** DESCRIPTION OF THE TASK **
Pick out and copy every line below that has the word "color".

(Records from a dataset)
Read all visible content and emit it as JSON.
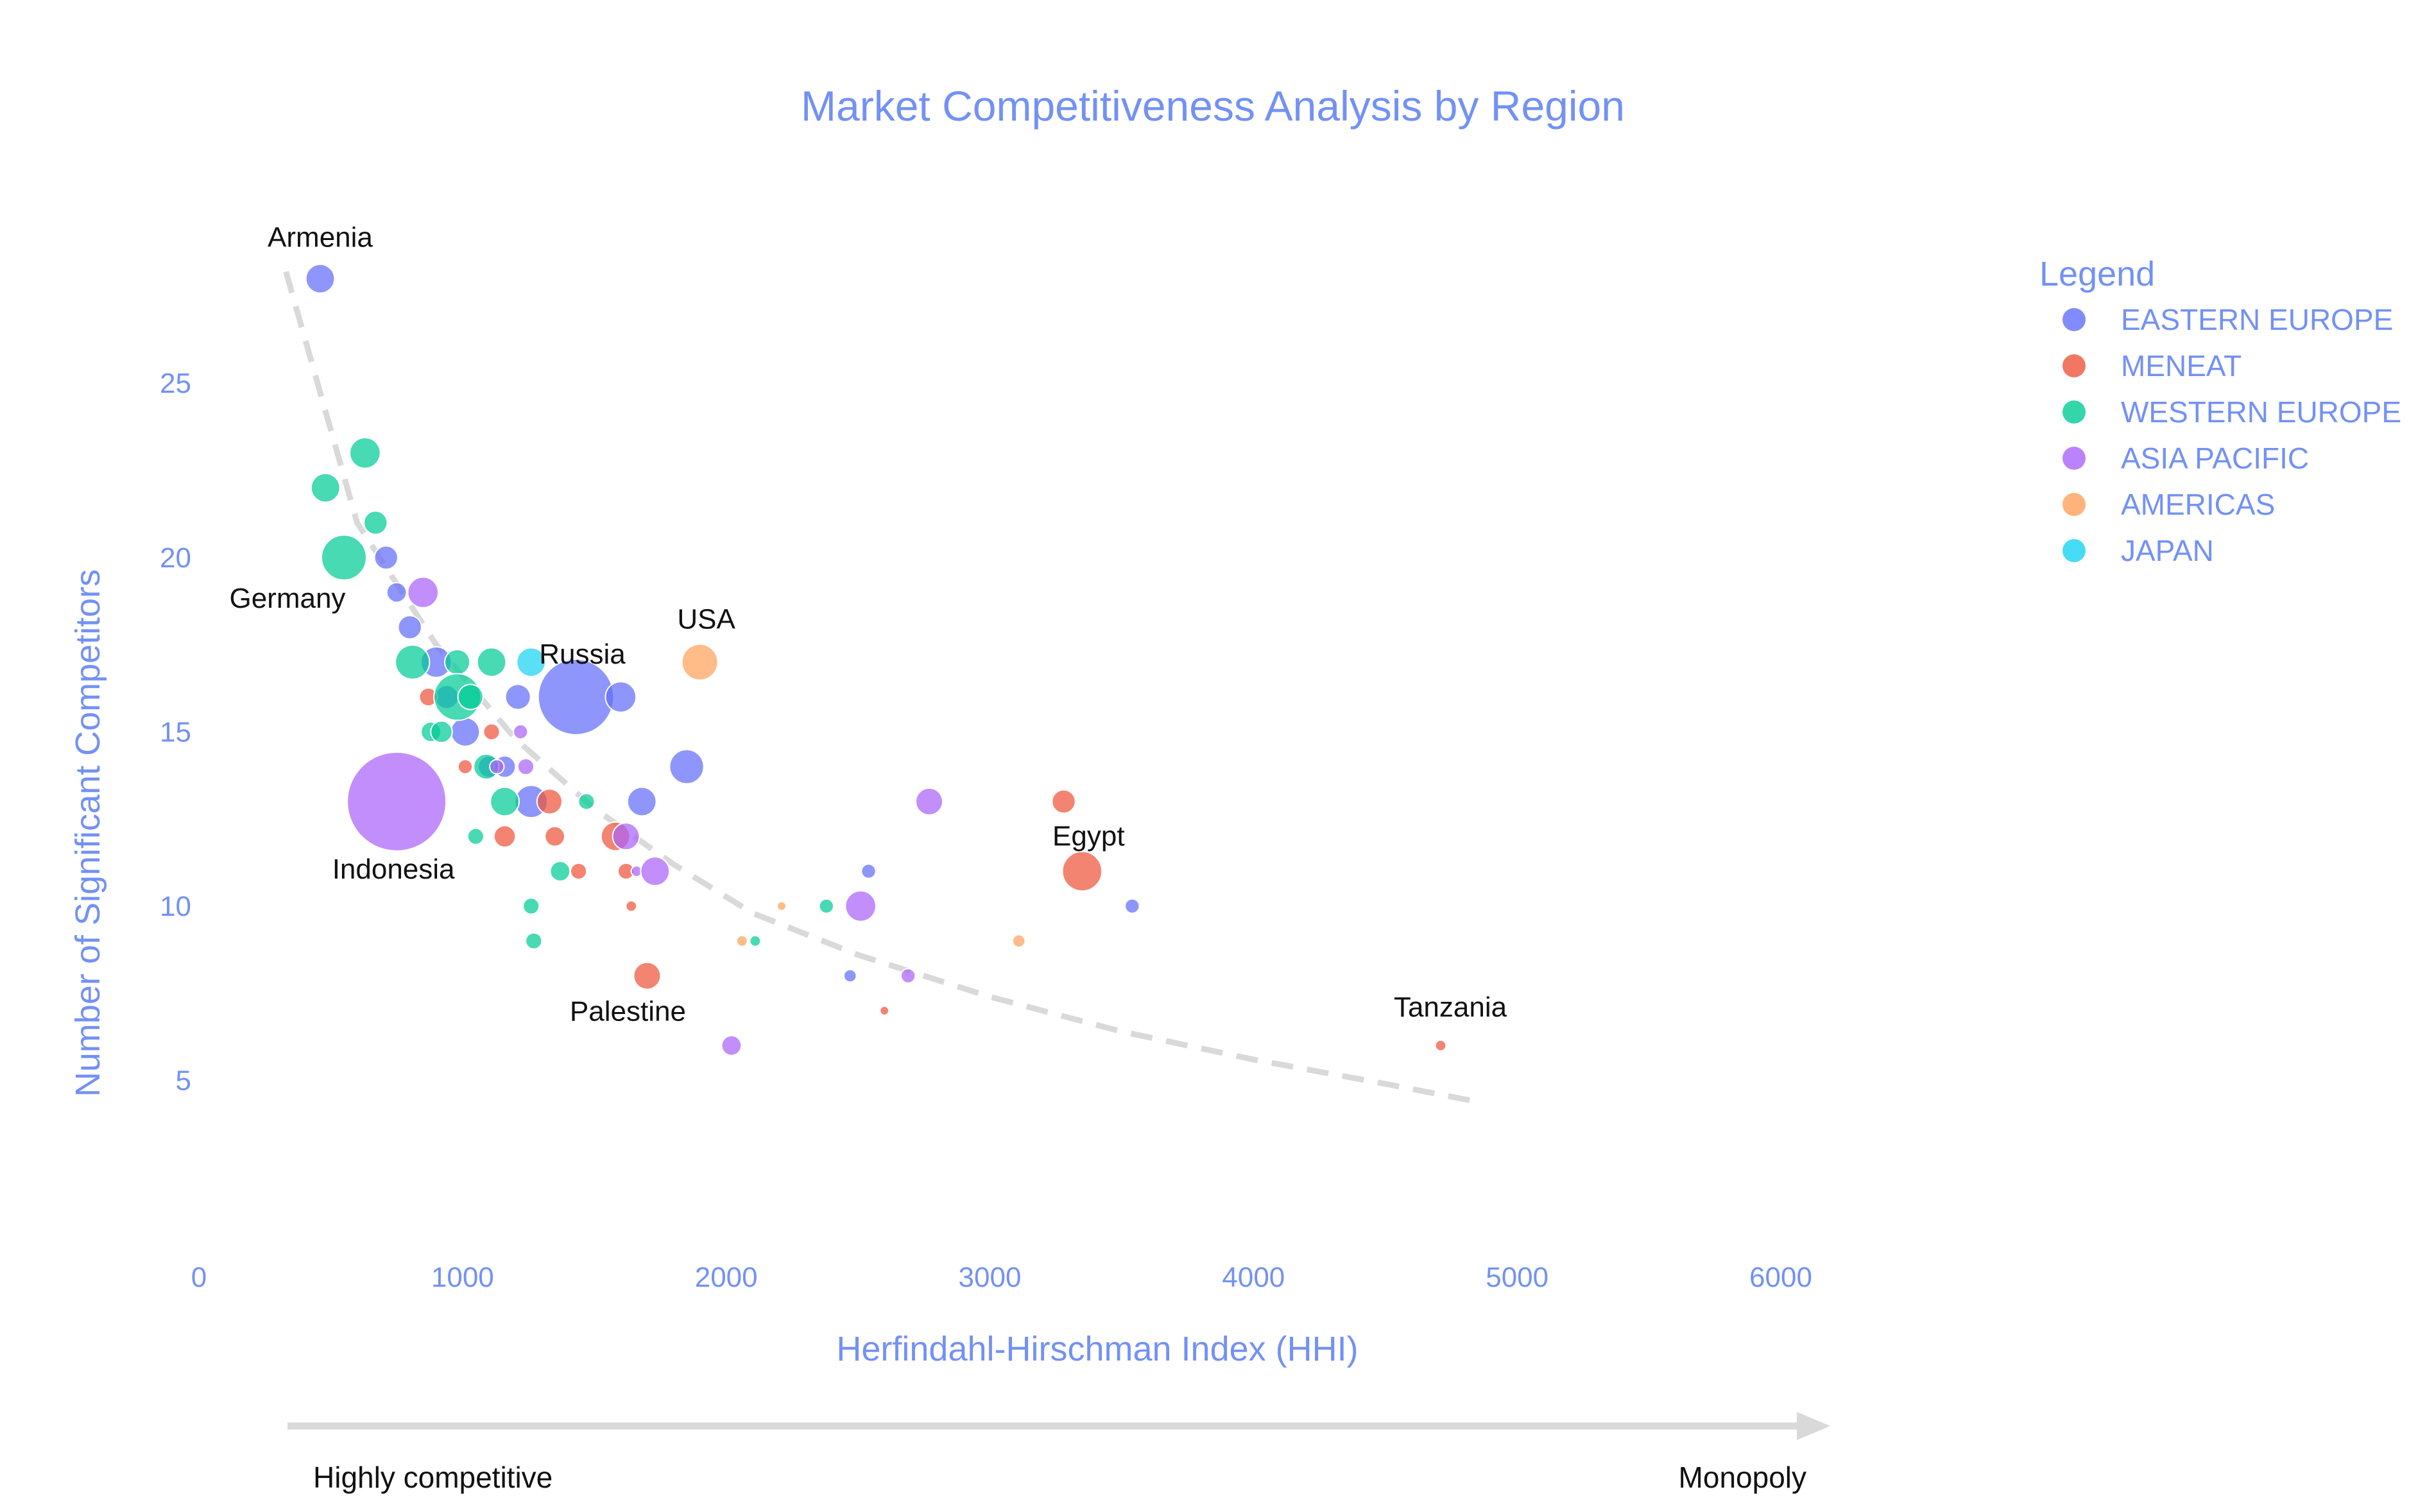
{
  "chart_data": {
    "type": "scatter",
    "title": "Market Competitiveness Analysis by Region",
    "xlabel": "Herfindahl-Hirschman Index (HHI)",
    "ylabel": "Number of Significant Competitors",
    "xlim": [
      0,
      6000
    ],
    "ylim": [
      0,
      29
    ],
    "xticks": [
      "0",
      "1000",
      "2000",
      "3000",
      "4000",
      "5000",
      "6000"
    ],
    "yticks": [
      "5",
      "10",
      "15",
      "20",
      "25"
    ],
    "grid": false,
    "legend": {
      "title": "Legend",
      "placement": "right"
    },
    "scale_labels": {
      "left": "Highly competitive",
      "right": "Monopoly"
    },
    "series": [
      {
        "name": "EASTERN EUROPE",
        "color": "#636efa",
        "points": [
          {
            "x": 460,
            "y": 28,
            "size": 1.6
          },
          {
            "x": 710,
            "y": 20,
            "size": 1.3
          },
          {
            "x": 750,
            "y": 19,
            "size": 1.1
          },
          {
            "x": 800,
            "y": 18,
            "size": 1.3
          },
          {
            "x": 900,
            "y": 17,
            "size": 1.7
          },
          {
            "x": 940,
            "y": 16,
            "size": 1.3
          },
          {
            "x": 1010,
            "y": 15,
            "size": 1.6
          },
          {
            "x": 1100,
            "y": 14,
            "size": 1.2
          },
          {
            "x": 1160,
            "y": 14,
            "size": 1.2
          },
          {
            "x": 1210,
            "y": 16,
            "size": 1.4
          },
          {
            "x": 1260,
            "y": 13,
            "size": 1.8
          },
          {
            "x": 1430,
            "y": 16,
            "size": 4.2
          },
          {
            "x": 1600,
            "y": 16,
            "size": 1.7
          },
          {
            "x": 1680,
            "y": 13,
            "size": 1.6
          },
          {
            "x": 1850,
            "y": 14,
            "size": 1.9
          },
          {
            "x": 2540,
            "y": 11,
            "size": 0.8
          },
          {
            "x": 2470,
            "y": 8,
            "size": 0.7
          },
          {
            "x": 3540,
            "y": 10,
            "size": 0.8
          }
        ]
      },
      {
        "name": "MENEAT",
        "color": "#ef553b",
        "points": [
          {
            "x": 870,
            "y": 16,
            "size": 1.0
          },
          {
            "x": 1010,
            "y": 14,
            "size": 0.8
          },
          {
            "x": 1110,
            "y": 15,
            "size": 0.9
          },
          {
            "x": 1160,
            "y": 12,
            "size": 1.2
          },
          {
            "x": 1330,
            "y": 13,
            "size": 1.4
          },
          {
            "x": 1350,
            "y": 12,
            "size": 1.1
          },
          {
            "x": 1440,
            "y": 11,
            "size": 0.9
          },
          {
            "x": 1580,
            "y": 12,
            "size": 1.6
          },
          {
            "x": 1620,
            "y": 11,
            "size": 0.9
          },
          {
            "x": 1640,
            "y": 10,
            "size": 0.6
          },
          {
            "x": 1700,
            "y": 8,
            "size": 1.5
          },
          {
            "x": 2600,
            "y": 7,
            "size": 0.5
          },
          {
            "x": 3280,
            "y": 13,
            "size": 1.3
          },
          {
            "x": 3350,
            "y": 11,
            "size": 2.2
          },
          {
            "x": 4710,
            "y": 6,
            "size": 0.6
          }
        ]
      },
      {
        "name": "WESTERN EUROPE",
        "color": "#00cc96",
        "points": [
          {
            "x": 480,
            "y": 22,
            "size": 1.6
          },
          {
            "x": 630,
            "y": 23,
            "size": 1.7
          },
          {
            "x": 670,
            "y": 21,
            "size": 1.3
          },
          {
            "x": 550,
            "y": 20,
            "size": 2.5
          },
          {
            "x": 810,
            "y": 17,
            "size": 1.9
          },
          {
            "x": 880,
            "y": 15,
            "size": 1.1
          },
          {
            "x": 920,
            "y": 15,
            "size": 1.2
          },
          {
            "x": 980,
            "y": 17,
            "size": 1.4
          },
          {
            "x": 980,
            "y": 16,
            "size": 2.6
          },
          {
            "x": 1030,
            "y": 16,
            "size": 1.4
          },
          {
            "x": 1050,
            "y": 12,
            "size": 0.9
          },
          {
            "x": 1090,
            "y": 14,
            "size": 1.4
          },
          {
            "x": 1110,
            "y": 17,
            "size": 1.6
          },
          {
            "x": 1160,
            "y": 13,
            "size": 1.6
          },
          {
            "x": 1260,
            "y": 10,
            "size": 0.9
          },
          {
            "x": 1270,
            "y": 9,
            "size": 0.9
          },
          {
            "x": 1370,
            "y": 11,
            "size": 1.1
          },
          {
            "x": 1470,
            "y": 13,
            "size": 0.9
          },
          {
            "x": 2110,
            "y": 9,
            "size": 0.6
          },
          {
            "x": 2380,
            "y": 10,
            "size": 0.8
          }
        ]
      },
      {
        "name": "ASIA PACIFIC",
        "color": "#ab63fa",
        "points": [
          {
            "x": 750,
            "y": 13,
            "size": 5.5
          },
          {
            "x": 850,
            "y": 19,
            "size": 1.7
          },
          {
            "x": 1130,
            "y": 14,
            "size": 0.8
          },
          {
            "x": 1220,
            "y": 15,
            "size": 0.8
          },
          {
            "x": 1240,
            "y": 14,
            "size": 0.9
          },
          {
            "x": 1620,
            "y": 12,
            "size": 1.5
          },
          {
            "x": 1660,
            "y": 11,
            "size": 0.6
          },
          {
            "x": 1730,
            "y": 11,
            "size": 1.6
          },
          {
            "x": 2020,
            "y": 6,
            "size": 1.1
          },
          {
            "x": 2510,
            "y": 10,
            "size": 1.7
          },
          {
            "x": 2690,
            "y": 8,
            "size": 0.8
          },
          {
            "x": 2770,
            "y": 13,
            "size": 1.5
          }
        ]
      },
      {
        "name": "AMERICAS",
        "color": "#ffa15a",
        "points": [
          {
            "x": 1900,
            "y": 17,
            "size": 2.0
          },
          {
            "x": 2060,
            "y": 9,
            "size": 0.6
          },
          {
            "x": 2210,
            "y": 10,
            "size": 0.5
          },
          {
            "x": 3110,
            "y": 9,
            "size": 0.7
          }
        ]
      },
      {
        "name": "JAPAN",
        "color": "#19d3f3",
        "points": [
          {
            "x": 1260,
            "y": 17,
            "size": 1.6
          }
        ]
      }
    ],
    "annotations": [
      {
        "text": "Armenia",
        "x": 460,
        "y": 28
      },
      {
        "text": "Germany",
        "x": 550,
        "y": 20
      },
      {
        "text": "Russia",
        "x": 1430,
        "y": 16
      },
      {
        "text": "USA",
        "x": 1900,
        "y": 17
      },
      {
        "text": "Indonesia",
        "x": 750,
        "y": 13
      },
      {
        "text": "Egypt",
        "x": 3350,
        "y": 11
      },
      {
        "text": "Palestine",
        "x": 1700,
        "y": 8
      },
      {
        "text": "Tanzania",
        "x": 4710,
        "y": 6
      }
    ],
    "trend_line": {
      "style": "dashed",
      "color": "#d9d9d9",
      "points": [
        {
          "x": 330,
          "y": 28.2
        },
        {
          "x": 600,
          "y": 21
        },
        {
          "x": 900,
          "y": 17.5
        },
        {
          "x": 1200,
          "y": 14.8
        },
        {
          "x": 1500,
          "y": 12.8
        },
        {
          "x": 1800,
          "y": 11.2
        },
        {
          "x": 2100,
          "y": 9.8
        },
        {
          "x": 2500,
          "y": 8.6
        },
        {
          "x": 3000,
          "y": 7.4
        },
        {
          "x": 3500,
          "y": 6.4
        },
        {
          "x": 4000,
          "y": 5.6
        },
        {
          "x": 4500,
          "y": 4.9
        },
        {
          "x": 4840,
          "y": 4.4
        }
      ]
    }
  }
}
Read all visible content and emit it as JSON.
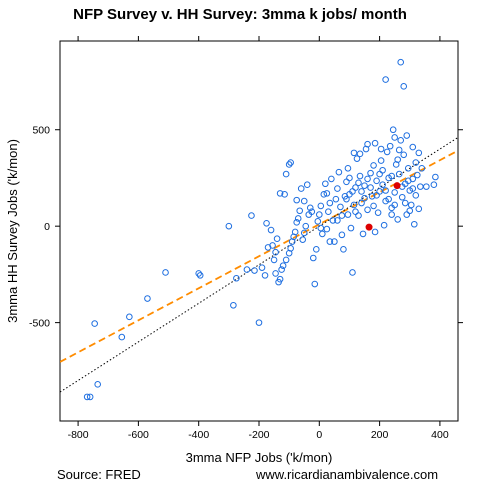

** FULL SOLUTION **
        "color": "#636efa",
        "color": "#ef553b",
        "color": "#00cc96",
        "color": "#ab63fa",
        "color": "#ffa15a",
        "color": "#19d3f3",
      "color": "#d9d9d9",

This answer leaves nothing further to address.